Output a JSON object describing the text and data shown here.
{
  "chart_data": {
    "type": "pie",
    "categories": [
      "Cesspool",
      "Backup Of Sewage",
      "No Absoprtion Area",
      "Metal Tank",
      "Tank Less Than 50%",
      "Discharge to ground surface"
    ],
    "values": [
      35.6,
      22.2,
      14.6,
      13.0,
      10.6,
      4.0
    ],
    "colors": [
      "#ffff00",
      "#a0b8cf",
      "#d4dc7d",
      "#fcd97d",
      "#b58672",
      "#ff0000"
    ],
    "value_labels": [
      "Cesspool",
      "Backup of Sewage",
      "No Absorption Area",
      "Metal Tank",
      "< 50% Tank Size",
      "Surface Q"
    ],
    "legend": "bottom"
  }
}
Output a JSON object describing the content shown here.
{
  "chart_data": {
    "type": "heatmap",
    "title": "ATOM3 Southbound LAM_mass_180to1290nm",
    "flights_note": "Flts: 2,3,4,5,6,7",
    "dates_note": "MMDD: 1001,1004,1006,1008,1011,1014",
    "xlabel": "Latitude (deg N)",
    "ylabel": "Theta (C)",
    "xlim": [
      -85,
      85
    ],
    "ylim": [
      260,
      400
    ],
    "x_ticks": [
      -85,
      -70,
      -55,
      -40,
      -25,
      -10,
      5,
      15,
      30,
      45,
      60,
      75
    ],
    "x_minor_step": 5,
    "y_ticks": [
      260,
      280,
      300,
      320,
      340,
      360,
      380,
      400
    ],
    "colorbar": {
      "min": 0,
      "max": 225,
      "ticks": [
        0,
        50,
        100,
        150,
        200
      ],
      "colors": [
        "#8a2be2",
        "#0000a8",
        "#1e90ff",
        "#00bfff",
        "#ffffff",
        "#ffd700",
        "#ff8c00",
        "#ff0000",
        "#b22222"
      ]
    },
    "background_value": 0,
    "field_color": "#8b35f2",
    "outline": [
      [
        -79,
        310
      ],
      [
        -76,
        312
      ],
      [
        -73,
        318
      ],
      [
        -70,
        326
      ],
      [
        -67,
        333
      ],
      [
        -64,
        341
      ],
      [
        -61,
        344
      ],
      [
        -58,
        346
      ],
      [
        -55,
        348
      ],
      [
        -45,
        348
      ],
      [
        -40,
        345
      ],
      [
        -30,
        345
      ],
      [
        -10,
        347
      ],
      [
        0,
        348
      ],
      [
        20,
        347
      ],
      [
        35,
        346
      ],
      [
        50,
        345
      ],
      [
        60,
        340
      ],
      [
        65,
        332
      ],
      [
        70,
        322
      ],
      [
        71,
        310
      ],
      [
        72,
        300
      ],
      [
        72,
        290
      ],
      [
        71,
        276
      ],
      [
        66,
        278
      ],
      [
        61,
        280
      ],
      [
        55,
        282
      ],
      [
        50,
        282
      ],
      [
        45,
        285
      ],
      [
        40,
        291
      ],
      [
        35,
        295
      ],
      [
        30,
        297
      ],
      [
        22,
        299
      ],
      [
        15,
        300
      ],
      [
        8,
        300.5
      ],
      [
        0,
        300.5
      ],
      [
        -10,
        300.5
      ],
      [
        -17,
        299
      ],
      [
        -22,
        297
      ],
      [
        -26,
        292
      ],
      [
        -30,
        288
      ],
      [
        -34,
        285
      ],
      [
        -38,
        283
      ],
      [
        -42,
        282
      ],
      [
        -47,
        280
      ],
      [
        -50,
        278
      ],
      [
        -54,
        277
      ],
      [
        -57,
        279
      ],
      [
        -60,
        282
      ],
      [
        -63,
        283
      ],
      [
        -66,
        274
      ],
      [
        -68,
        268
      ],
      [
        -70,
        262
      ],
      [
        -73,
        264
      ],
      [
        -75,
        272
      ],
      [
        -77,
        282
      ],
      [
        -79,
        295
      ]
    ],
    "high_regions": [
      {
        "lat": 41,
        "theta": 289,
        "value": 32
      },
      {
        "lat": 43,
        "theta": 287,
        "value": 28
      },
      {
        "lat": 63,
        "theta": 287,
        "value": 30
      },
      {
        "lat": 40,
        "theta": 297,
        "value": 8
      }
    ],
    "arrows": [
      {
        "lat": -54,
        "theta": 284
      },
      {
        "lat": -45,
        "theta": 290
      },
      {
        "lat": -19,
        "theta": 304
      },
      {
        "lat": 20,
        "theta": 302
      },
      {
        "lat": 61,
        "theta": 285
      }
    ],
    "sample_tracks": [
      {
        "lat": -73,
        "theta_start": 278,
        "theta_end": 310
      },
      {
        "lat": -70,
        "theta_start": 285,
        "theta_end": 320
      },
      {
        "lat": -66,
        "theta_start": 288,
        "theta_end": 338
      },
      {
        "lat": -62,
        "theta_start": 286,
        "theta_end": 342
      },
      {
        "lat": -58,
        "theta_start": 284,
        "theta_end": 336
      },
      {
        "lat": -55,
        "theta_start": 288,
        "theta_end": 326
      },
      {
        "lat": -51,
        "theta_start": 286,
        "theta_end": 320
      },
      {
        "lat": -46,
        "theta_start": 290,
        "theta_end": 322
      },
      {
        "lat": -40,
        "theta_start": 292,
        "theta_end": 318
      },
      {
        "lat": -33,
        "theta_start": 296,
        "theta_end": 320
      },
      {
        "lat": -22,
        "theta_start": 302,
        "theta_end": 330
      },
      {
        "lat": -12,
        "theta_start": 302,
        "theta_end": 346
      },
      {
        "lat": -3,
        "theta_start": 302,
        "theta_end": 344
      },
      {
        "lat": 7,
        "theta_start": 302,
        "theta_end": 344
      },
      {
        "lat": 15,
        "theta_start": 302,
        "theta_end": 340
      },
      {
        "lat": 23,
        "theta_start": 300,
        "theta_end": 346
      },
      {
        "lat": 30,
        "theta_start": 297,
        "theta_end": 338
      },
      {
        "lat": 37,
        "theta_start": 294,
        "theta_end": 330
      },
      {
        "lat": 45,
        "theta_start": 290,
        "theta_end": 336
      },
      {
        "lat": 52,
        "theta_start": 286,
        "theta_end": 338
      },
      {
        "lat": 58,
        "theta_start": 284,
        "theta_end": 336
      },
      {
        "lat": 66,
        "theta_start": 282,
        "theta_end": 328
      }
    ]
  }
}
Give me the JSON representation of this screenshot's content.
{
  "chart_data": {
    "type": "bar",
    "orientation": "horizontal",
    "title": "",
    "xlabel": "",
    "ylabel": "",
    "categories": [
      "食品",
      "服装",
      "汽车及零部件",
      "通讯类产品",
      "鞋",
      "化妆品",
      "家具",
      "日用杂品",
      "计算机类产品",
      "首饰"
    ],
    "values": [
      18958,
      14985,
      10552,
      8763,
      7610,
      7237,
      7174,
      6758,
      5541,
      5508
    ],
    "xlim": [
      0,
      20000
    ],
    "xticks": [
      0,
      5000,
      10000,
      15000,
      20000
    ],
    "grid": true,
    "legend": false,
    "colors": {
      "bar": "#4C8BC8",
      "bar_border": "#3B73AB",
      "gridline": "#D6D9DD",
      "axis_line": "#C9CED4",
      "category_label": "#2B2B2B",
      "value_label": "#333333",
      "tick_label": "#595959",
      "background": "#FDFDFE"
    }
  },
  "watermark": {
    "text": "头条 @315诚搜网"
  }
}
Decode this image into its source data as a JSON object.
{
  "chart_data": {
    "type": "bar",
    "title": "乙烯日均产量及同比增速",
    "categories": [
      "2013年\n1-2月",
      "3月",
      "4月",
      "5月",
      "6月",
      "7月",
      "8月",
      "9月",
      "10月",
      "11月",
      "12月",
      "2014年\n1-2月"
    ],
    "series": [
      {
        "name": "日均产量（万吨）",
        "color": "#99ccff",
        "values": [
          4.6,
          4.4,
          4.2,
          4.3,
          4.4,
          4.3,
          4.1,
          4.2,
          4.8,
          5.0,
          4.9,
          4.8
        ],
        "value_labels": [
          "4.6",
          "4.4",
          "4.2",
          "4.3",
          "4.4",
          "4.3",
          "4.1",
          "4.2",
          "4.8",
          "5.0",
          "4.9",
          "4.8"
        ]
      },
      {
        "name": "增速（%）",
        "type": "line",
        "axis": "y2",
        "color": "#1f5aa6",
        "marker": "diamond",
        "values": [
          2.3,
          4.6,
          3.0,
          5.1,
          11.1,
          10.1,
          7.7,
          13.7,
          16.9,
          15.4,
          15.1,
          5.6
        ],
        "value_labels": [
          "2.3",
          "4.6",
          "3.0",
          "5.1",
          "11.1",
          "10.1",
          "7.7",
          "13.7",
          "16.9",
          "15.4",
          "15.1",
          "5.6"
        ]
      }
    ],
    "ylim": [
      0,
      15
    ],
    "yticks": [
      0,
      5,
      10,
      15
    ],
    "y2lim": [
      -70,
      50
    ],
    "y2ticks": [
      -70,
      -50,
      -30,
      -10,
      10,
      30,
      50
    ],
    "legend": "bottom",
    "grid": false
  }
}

# Challenge:
Go through the data and gather every line that holds "describing".

# Exercise output:
Output a JSON object describing the text and data shown here.
Output a JSON object describing the content shown here.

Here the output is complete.